TASK -
What's needed is an exact copy of the lines from the one that contains "What text is on this page?" to the end of the data below, leaving the pictures out.

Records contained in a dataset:
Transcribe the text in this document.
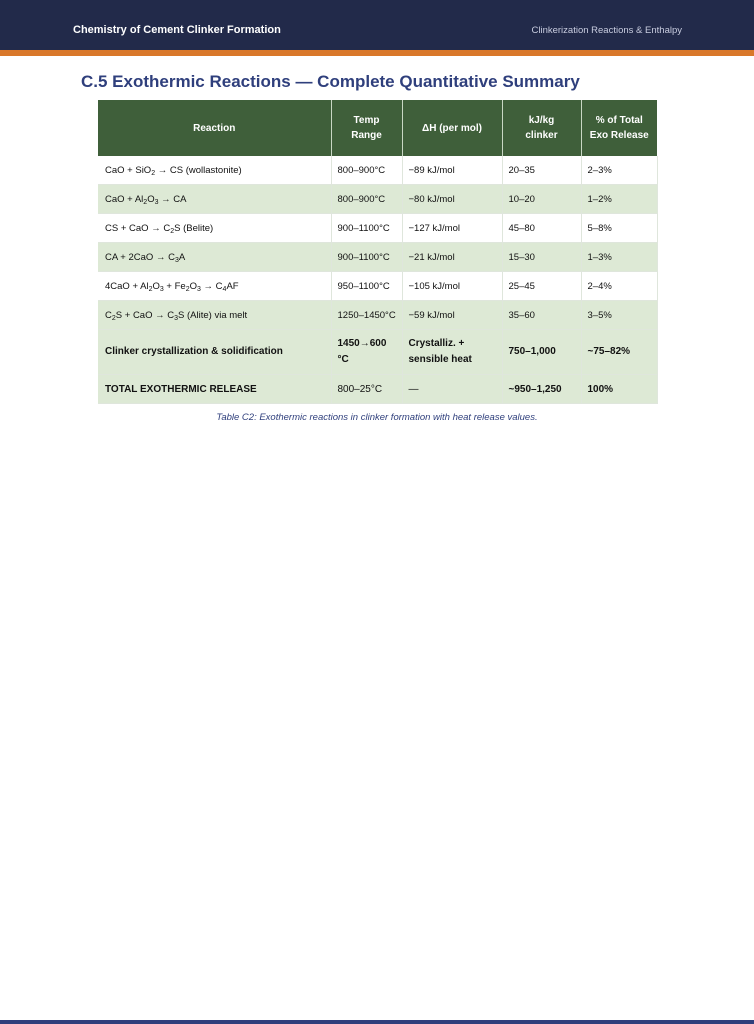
Chemistry of Cement Clinker Formation	Clinkerization Reactions & Enthalpy
C.5 Exothermic Reactions — Complete Quantitative Summary
Reaction	Temp Range	ΔH (per mol)	kJ/kg clinker	% of Total Exo Release
CaO + SiO$_2$ → CS (wollastonite)	800–900°C	−89 kJ/mol	20–35	2–3%
CaO + $Al_2O_3$ → CA	800–900°C	−80 kJ/mol	10–20	1–2%
CS + CaO → $C_2S$ (Belite)	900–1100°C	−127 kJ/mol	45–80	5–8%
CA + $2CaO \to C_3A$	900–1100°C	−21 kJ/mol	15–30	1–3%
$4CaO + Al_2O_3 + Fe_2O_3 \to C_4AF$	950–1100°C	−105 kJ/mol	25–45	2–4%
$C_2S$ + CaO → $C_3S$ (Alite) via melt	1250–1450°C	−59 kJ/mol	35–60	3–5%
Clinker crystallization & solidification	1450→600 °C	Crystalliz. + sensible heat	750–1,000	~75–82%
TOTAL EXOTHERMIC RELEASE	800–25°C	—	~950–1,250	100%
Table C2: Exothermic reactions in clinker formation with heat release values.
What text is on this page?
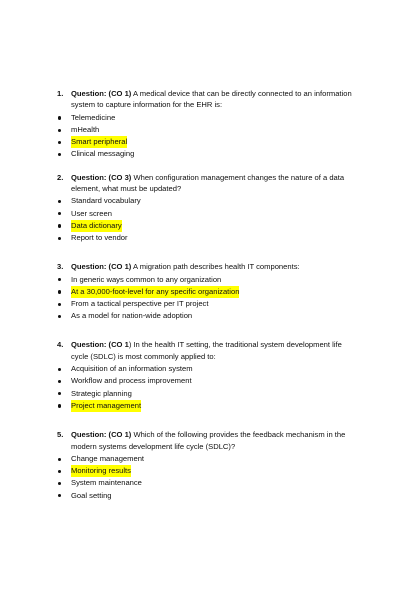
1.	Question: (CO 1) A medical device that can be directly connected to an information system to capture information for the EHR is:
Telemedicine
mHealth
Smart peripheral
Clinical messaging
2.	Question: (CO 3) When configuration management changes the nature of a data element, what must be updated?
Standard vocabulary
User screen
Data dictionary
Report to vendor
3.	Question: (CO 1) A migration path describes health IT components:
In generic ways common to any organization
At a 30,000-foot-level for any specific organization
From a tactical perspective per IT project
As a model for nation-wide adoption
4.	Question: (CO 1) In the health IT setting, the traditional system development life cycle (SDLC) is most commonly applied to:
Acquisition of an information system
Workflow and process improvement
Strategic planning
Project management
5.	Question: (CO 1) Which of the following provides the feedback mechanism in the modern systems development life cycle (SDLC)?
Change management
Monitoring results
System maintenance
Goal setting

FULL RESPONSE -
What text is on this page?
1.	Question: (CO 1) A medical device that can be directly connected to an information system to capture information for the EHR is:
Telemedicine
mHealth
Smart peripheral
Clinical messaging
2.	Question: (CO 3) When configuration management changes the nature of a data element, what must be updated?
Standard vocabulary
User screen
Data dictionary
Report to vendor
3.	Question: (CO 1) A migration path describes health IT components:
In generic ways common to any organization
At a 30,000-foot-level for any specific organization
From a tactical perspective per IT project
As a model for nation-wide adoption
4.	Question: (CO 1) In the health IT setting, the traditional system development life cycle (SDLC) is most commonly applied to:
Acquisition of an information system
Workflow and process improvement
Strategic planning
Project management
5.	Question: (CO 1) Which of the following provides the feedback mechanism in the modern systems development life cycle (SDLC)?
Change management
Monitoring results
System maintenance
Goal setting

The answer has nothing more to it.